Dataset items
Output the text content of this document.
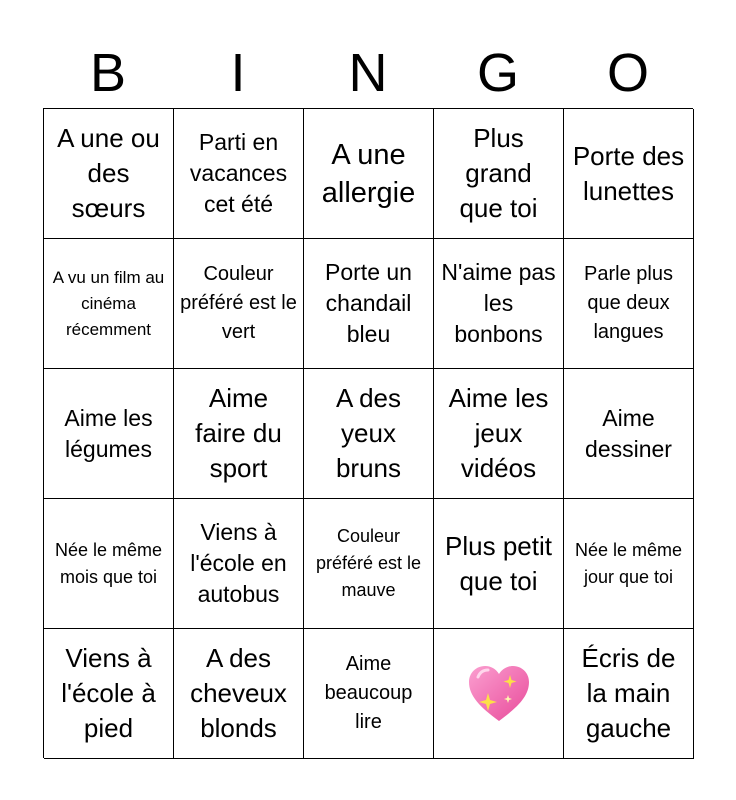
B	I	N	G	O
A une ou des sœurs
Parti en vacances cet été
A une allergie
Plus grand que toi
Porte des lunettes
A vu un film au cinéma récemment
Couleur préféré est le vert
Porte un chandail bleu
N'aime pas les bonbons
Parle plus que deux langues
Aime les légumes
Aime faire du sport
A des yeux bruns
Aime les jeux vidéos
Aime dessiner
Née le même mois que toi
Viens à l'école en autobus
Couleur préféré est le mauve
Plus petit que toi
Née le même jour que toi
Viens à l'école à pied
A des cheveux blonds
Aime beaucoup lire
Écris de la main gauche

**SET TASK:** Set down the material exactly, every line of it, except for the pictures.

**SOLUTION FOR THIS PROBLEM:**
Output the text content of this document.
B	I	N	G	O
A une ou des sœurs
Parti en vacances cet été
A une allergie
Plus grand que toi
Porte des lunettes
A vu un film au cinéma récemment
Couleur préféré est le vert
Porte un chandail bleu
N'aime pas les bonbons
Parle plus que deux langues
Aime les légumes
Aime faire du sport
A des yeux bruns
Aime les jeux vidéos
Aime dessiner
Née le même mois que toi
Viens à l'école en autobus
Couleur préféré est le mauve
Plus petit que toi
Née le même jour que toi
Viens à l'école à pied
A des cheveux blonds
Aime beaucoup lire
Écris de la main gauche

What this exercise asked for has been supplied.